> **What to produce**
Could you transcribe every record below exactly as written, leaving out any pictures?

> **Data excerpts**
>> BEGIN

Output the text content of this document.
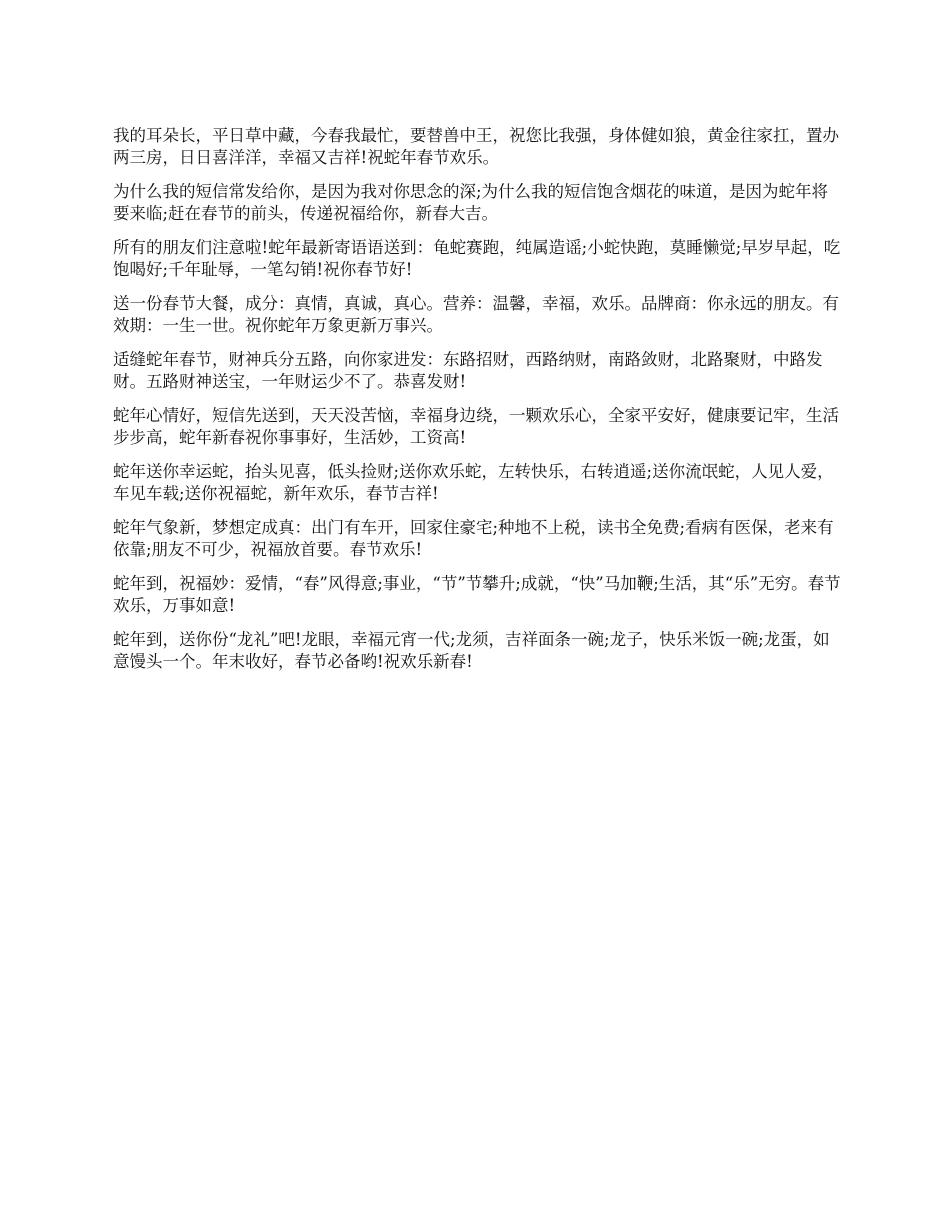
我的耳朵长，平日草中藏，今春我最忙，要替兽中王，祝您比我强，身体健如狼，黄金往家扛，置办两三房，日日喜洋洋，幸福又吉祥!祝蛇年春节欢乐。

为什么我的短信常发给你，是因为我对你思念的深;为什么我的短信饱含烟花的味道，是因为蛇年将要来临;赶在春节的前头，传递祝福给你，新春大吉。

所有的朋友们注意啦!蛇年最新寄语语送到：龟蛇赛跑，纯属造谣;小蛇快跑，莫睡懒觉;早岁早起，吃饱喝好;千年耻辱，一笔勾销!祝你春节好!

送一份春节大餐，成分：真情，真诚，真心。营养：温馨，幸福，欢乐。品牌商：你永远的朋友。有效期：一生一世。祝你蛇年万象更新万事兴。

适缝蛇年春节，财神兵分五路，向你家进发：东路招财，西路纳财，南路敛财，北路聚财，中路发财。五路财神送宝，一年财运少不了。恭喜发财!

蛇年心情好，短信先送到，天天没苦恼，幸福身边绕，一颗欢乐心，全家平安好，健康要记牢，生活步步高，蛇年新春祝你事事好，生活妙，工资高!

蛇年送你幸运蛇，抬头见喜，低头捡财;送你欢乐蛇，左转快乐，右转逍遥;送你流氓蛇，人见人爱，车见车载;送你祝福蛇，新年欢乐，春节吉祥!

蛇年气象新，梦想定成真：出门有车开，回家住豪宅;种地不上税，读书全免费;看病有医保，老来有依靠;朋友不可少，祝福放首要。春节欢乐!

蛇年到，祝福妙：爱情，“春”风得意;事业，“节”节攀升;成就，“快”马加鞭;生活，其“乐”无穷。春节欢乐，万事如意!

蛇年到，送你份“龙礼”吧!龙眼，幸福元宵一代;龙须，吉祥面条一碗;龙子，快乐米饭一碗;龙蛋，如意馒头一个。年末收好，春节必备哟!祝欢乐新春!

>> END

> **Full output**
Output the text content of this document.
我的耳朵长，平日草中藏，今春我最忙，要替兽中王，祝您比我强，身体健如狼，黄金往家扛，置办两三房，日日喜洋洋，幸福又吉祥!祝蛇年春节欢乐。

为什么我的短信常发给你，是因为我对你思念的深;为什么我的短信饱含烟花的味道，是因为蛇年将要来临;赶在春节的前头，传递祝福给你，新春大吉。

所有的朋友们注意啦!蛇年最新寄语语送到：龟蛇赛跑，纯属造谣;小蛇快跑，莫睡懒觉;早岁早起，吃饱喝好;千年耻辱，一笔勾销!祝你春节好!

送一份春节大餐，成分：真情，真诚，真心。营养：温馨，幸福，欢乐。品牌商：你永远的朋友。有效期：一生一世。祝你蛇年万象更新万事兴。

适缝蛇年春节，财神兵分五路，向你家进发：东路招财，西路纳财，南路敛财，北路聚财，中路发财。五路财神送宝，一年财运少不了。恭喜发财!

蛇年心情好，短信先送到，天天没苦恼，幸福身边绕，一颗欢乐心，全家平安好，健康要记牢，生活步步高，蛇年新春祝你事事好，生活妙，工资高!

蛇年送你幸运蛇，抬头见喜，低头捡财;送你欢乐蛇，左转快乐，右转逍遥;送你流氓蛇，人见人爱，车见车载;送你祝福蛇，新年欢乐，春节吉祥!

蛇年气象新，梦想定成真：出门有车开，回家住豪宅;种地不上税，读书全免费;看病有医保，老来有依靠;朋友不可少，祝福放首要。春节欢乐!

蛇年到，祝福妙：爱情，“春”风得意;事业，“节”节攀升;成就，“快”马加鞭;生活，其“乐”无穷。春节欢乐，万事如意!

蛇年到，送你份“龙礼”吧!龙眼，幸福元宵一代;龙须，吉祥面条一碗;龙子，快乐米饭一碗;龙蛋，如意馒头一个。年末收好，春节必备哟!祝欢乐新春!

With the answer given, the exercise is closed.